> GOAL: Work out how many lines of the material below mention the word "mode"; reply with the number only.
######
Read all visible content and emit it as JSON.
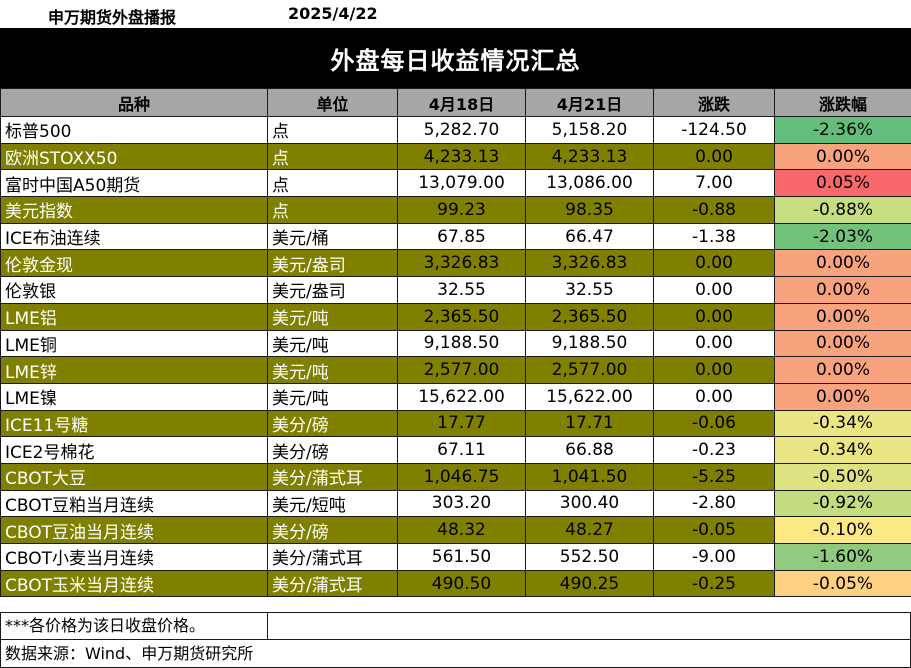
{
  "header": {
    "org": "申万期货外盘播报",
    "date": "2025/4/22",
    "title": "外盘每日收益情况汇总"
  },
  "columns": [
    "品种",
    "单位",
    "4月18日",
    "4月21日",
    "涨跌",
    "涨跌幅"
  ],
  "rows": [
    {
      "name": "标普500",
      "unit": "点",
      "d1": "5,282.70",
      "d2": "5,158.20",
      "chg": "-124.50",
      "pct": "-2.36%",
      "pct_color": "#63be7b",
      "style": "white"
    },
    {
      "name": "欧洲STOXX50",
      "unit": "点",
      "d1": "4,233.13",
      "d2": "4,233.13",
      "chg": "0.00",
      "pct": "0.00%",
      "pct_color": "#f8a37d",
      "style": "olive"
    },
    {
      "name": "富时中国A50期货",
      "unit": "点",
      "d1": "13,079.00",
      "d2": "13,086.00",
      "chg": "7.00",
      "pct": "0.05%",
      "pct_color": "#f8696b",
      "style": "white"
    },
    {
      "name": "美元指数",
      "unit": "点",
      "d1": "99.23",
      "d2": "98.35",
      "chg": "-0.88",
      "pct": "-0.88%",
      "pct_color": "#c6dd80",
      "style": "olive"
    },
    {
      "name": "ICE布油连续",
      "unit": "美元/桶",
      "d1": "67.85",
      "d2": "66.47",
      "chg": "-1.38",
      "pct": "-2.03%",
      "pct_color": "#72c27b",
      "style": "white"
    },
    {
      "name": "伦敦金现",
      "unit": "美元/盎司",
      "d1": "3,326.83",
      "d2": "3,326.83",
      "chg": "0.00",
      "pct": "0.00%",
      "pct_color": "#f8a37d",
      "style": "olive"
    },
    {
      "name": "伦敦银",
      "unit": "美元/盎司",
      "d1": "32.55",
      "d2": "32.55",
      "chg": "0.00",
      "pct": "0.00%",
      "pct_color": "#f8a37d",
      "style": "white"
    },
    {
      "name": "LME铝",
      "unit": "美元/吨",
      "d1": "2,365.50",
      "d2": "2,365.50",
      "chg": "0.00",
      "pct": "0.00%",
      "pct_color": "#f8a37d",
      "style": "olive"
    },
    {
      "name": "LME铜",
      "unit": "美元/吨",
      "d1": "9,188.50",
      "d2": "9,188.50",
      "chg": "0.00",
      "pct": "0.00%",
      "pct_color": "#f8a37d",
      "style": "white"
    },
    {
      "name": "LME锌",
      "unit": "美元/吨",
      "d1": "2,577.00",
      "d2": "2,577.00",
      "chg": "0.00",
      "pct": "0.00%",
      "pct_color": "#f8a37d",
      "style": "olive"
    },
    {
      "name": "LME镍",
      "unit": "美元/吨",
      "d1": "15,622.00",
      "d2": "15,622.00",
      "chg": "0.00",
      "pct": "0.00%",
      "pct_color": "#f8a37d",
      "style": "white"
    },
    {
      "name": "ICE11号糖",
      "unit": "美分/磅",
      "d1": "17.77",
      "d2": "17.71",
      "chg": "-0.06",
      "pct": "-0.34%",
      "pct_color": "#ece583",
      "style": "olive"
    },
    {
      "name": "ICE2号棉花",
      "unit": "美分/磅",
      "d1": "67.11",
      "d2": "66.88",
      "chg": "-0.23",
      "pct": "-0.34%",
      "pct_color": "#ece583",
      "style": "white"
    },
    {
      "name": "CBOT大豆",
      "unit": "美分/蒲式耳",
      "d1": "1,046.75",
      "d2": "1,041.50",
      "chg": "-5.25",
      "pct": "-0.50%",
      "pct_color": "#dde282",
      "style": "olive"
    },
    {
      "name": "CBOT豆粕当月连续",
      "unit": "美元/短吨",
      "d1": "303.20",
      "d2": "300.40",
      "chg": "-2.80",
      "pct": "-0.92%",
      "pct_color": "#c4dc80",
      "style": "white"
    },
    {
      "name": "CBOT豆油当月连续",
      "unit": "美分/磅",
      "d1": "48.32",
      "d2": "48.27",
      "chg": "-0.05",
      "pct": "-0.10%",
      "pct_color": "#fde983",
      "style": "olive"
    },
    {
      "name": "CBOT小麦当月连续",
      "unit": "美分/蒲式耳",
      "d1": "561.50",
      "d2": "552.50",
      "chg": "-9.00",
      "pct": "-1.60%",
      "pct_color": "#8fca7e",
      "style": "white"
    },
    {
      "name": "CBOT玉米当月连续",
      "unit": "美分/蒲式耳",
      "d1": "490.50",
      "d2": "490.25",
      "chg": "-0.25",
      "pct": "-0.05%",
      "pct_color": "#fdd17f",
      "style": "olive"
    }
  ],
  "footer": {
    "note": "***各价格为该日收盘价格。",
    "source": "数据来源：Wind、申万期货研究所"
  }
}
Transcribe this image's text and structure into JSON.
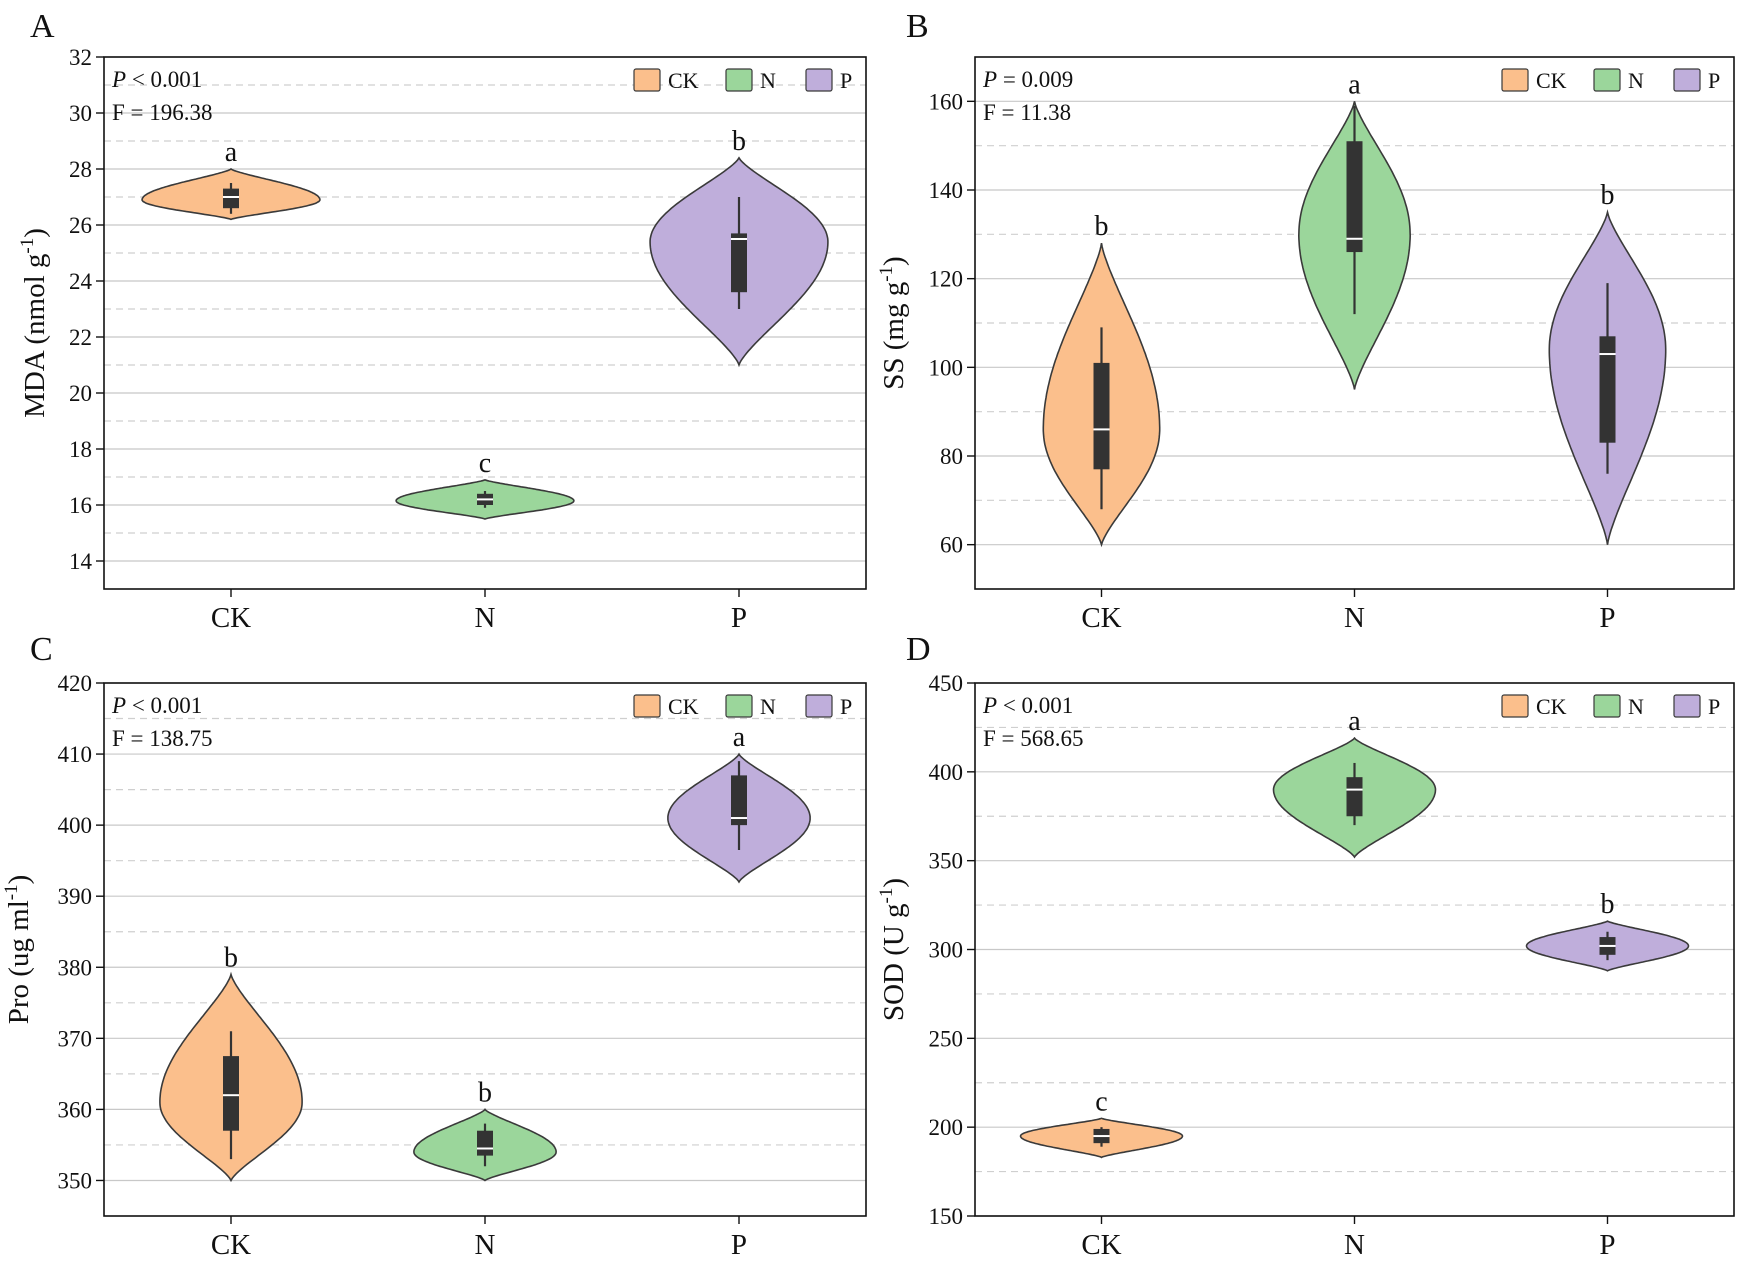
{
  "figure": {
    "type": "violin",
    "panel_count": 4
  },
  "groups": [
    "CK",
    "N",
    "P"
  ],
  "colors": {
    "CK": "#fbbf8c",
    "N": "#9bd69b",
    "P": "#bfaedb",
    "outline": "#3a3a3a",
    "box": "#333333",
    "median": "#ffffff",
    "grid_major": "#c8c8c8",
    "grid_minor": "#cfcfcf"
  },
  "legend": [
    {
      "label": "CK",
      "color": "#fbbf8c"
    },
    {
      "label": "N",
      "color": "#9bd69b"
    },
    {
      "label": "P",
      "color": "#bfaedb"
    }
  ],
  "chart_data": [
    {
      "type": "violin",
      "panel_letter": "A",
      "ylabel_main": "MDA (nmol g",
      "ylabel_sup": "-1",
      "ylabel_end": ")",
      "p_symbol": "P",
      "p_rest": "< 0.001",
      "f_text": "F = 196.38",
      "ylim": [
        13,
        32
      ],
      "major_ticks": [
        14,
        16,
        18,
        20,
        22,
        24,
        26,
        28,
        30,
        32
      ],
      "minor_grid": [
        15,
        17,
        19,
        21,
        23,
        25,
        27,
        29,
        31
      ],
      "categories": [
        "CK",
        "N",
        "P"
      ],
      "series": [
        {
          "name": "CK",
          "letter": "a",
          "min": 26.2,
          "max": 28.0,
          "mode": 26.9,
          "half_width": 0.35,
          "q1": 26.6,
          "median": 27.0,
          "q3": 27.3,
          "whisker_low": 26.4,
          "whisker_high": 27.5
        },
        {
          "name": "N",
          "letter": "c",
          "min": 15.5,
          "max": 16.9,
          "mode": 16.15,
          "half_width": 0.35,
          "q1": 16.0,
          "median": 16.2,
          "q3": 16.4,
          "whisker_low": 15.9,
          "whisker_high": 16.5
        },
        {
          "name": "P",
          "letter": "b",
          "min": 21.0,
          "max": 28.4,
          "mode": 25.4,
          "half_width": 0.35,
          "q1": 23.6,
          "median": 25.5,
          "q3": 25.7,
          "whisker_low": 23.0,
          "whisker_high": 27.0
        }
      ]
    },
    {
      "type": "violin",
      "panel_letter": "B",
      "ylabel_main": "SS (mg g",
      "ylabel_sup": "-1",
      "ylabel_end": ")",
      "p_symbol": "P",
      "p_rest": "= 0.009",
      "f_text": "F = 11.38",
      "ylim": [
        50,
        170
      ],
      "major_ticks": [
        60,
        80,
        100,
        120,
        140,
        160
      ],
      "minor_grid": [
        70,
        90,
        110,
        130,
        150
      ],
      "categories": [
        "CK",
        "N",
        "P"
      ],
      "series": [
        {
          "name": "CK",
          "letter": "b",
          "min": 60,
          "max": 128,
          "mode": 86,
          "half_width": 0.23,
          "q1": 77,
          "median": 86,
          "q3": 101,
          "whisker_low": 68,
          "whisker_high": 109
        },
        {
          "name": "N",
          "letter": "a",
          "min": 95,
          "max": 160,
          "mode": 130,
          "half_width": 0.22,
          "q1": 126,
          "median": 129,
          "q3": 151,
          "whisker_low": 112,
          "whisker_high": 159
        },
        {
          "name": "P",
          "letter": "b",
          "min": 60,
          "max": 135,
          "mode": 104,
          "half_width": 0.23,
          "q1": 83,
          "median": 103,
          "q3": 107,
          "whisker_low": 76,
          "whisker_high": 119
        }
      ]
    },
    {
      "type": "violin",
      "panel_letter": "C",
      "ylabel_main": "Pro (ug ml",
      "ylabel_sup": "-1",
      "ylabel_end": ")",
      "p_symbol": "P",
      "p_rest": "< 0.001",
      "f_text": "F = 138.75",
      "ylim": [
        345,
        420
      ],
      "major_ticks": [
        350,
        360,
        370,
        380,
        390,
        400,
        410,
        420
      ],
      "minor_grid": [
        355,
        365,
        375,
        385,
        395,
        405,
        415
      ],
      "categories": [
        "CK",
        "N",
        "P"
      ],
      "series": [
        {
          "name": "CK",
          "letter": "b",
          "min": 350,
          "max": 379,
          "mode": 361,
          "half_width": 0.28,
          "q1": 357,
          "median": 362,
          "q3": 367.5,
          "whisker_low": 353,
          "whisker_high": 371
        },
        {
          "name": "N",
          "letter": "b",
          "min": 350,
          "max": 360,
          "mode": 354,
          "half_width": 0.28,
          "q1": 353.5,
          "median": 354.5,
          "q3": 357,
          "whisker_low": 352,
          "whisker_high": 358
        },
        {
          "name": "P",
          "letter": "a",
          "min": 392,
          "max": 410,
          "mode": 401,
          "half_width": 0.28,
          "q1": 400,
          "median": 401,
          "q3": 407,
          "whisker_low": 396.5,
          "whisker_high": 409
        }
      ]
    },
    {
      "type": "violin",
      "panel_letter": "D",
      "ylabel_main": "SOD (U g",
      "ylabel_sup": "-1",
      "ylabel_end": ")",
      "p_symbol": "P",
      "p_rest": "< 0.001",
      "f_text": "F = 568.65",
      "ylim": [
        150,
        450
      ],
      "major_ticks": [
        150,
        200,
        250,
        300,
        350,
        400,
        450
      ],
      "minor_grid": [
        175,
        225,
        275,
        325,
        375,
        425
      ],
      "categories": [
        "CK",
        "N",
        "P"
      ],
      "series": [
        {
          "name": "CK",
          "letter": "c",
          "min": 183,
          "max": 205,
          "mode": 195,
          "half_width": 0.32,
          "q1": 191,
          "median": 195,
          "q3": 199,
          "whisker_low": 189,
          "whisker_high": 200
        },
        {
          "name": "N",
          "letter": "a",
          "min": 352,
          "max": 419,
          "mode": 390,
          "half_width": 0.32,
          "q1": 375,
          "median": 390,
          "q3": 397,
          "whisker_low": 370,
          "whisker_high": 405
        },
        {
          "name": "P",
          "letter": "b",
          "min": 288,
          "max": 316,
          "mode": 302,
          "half_width": 0.32,
          "q1": 297,
          "median": 302,
          "q3": 307,
          "whisker_low": 294,
          "whisker_high": 310
        }
      ]
    }
  ]
}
######
> RESULT FOR THIS EXERCISE: 12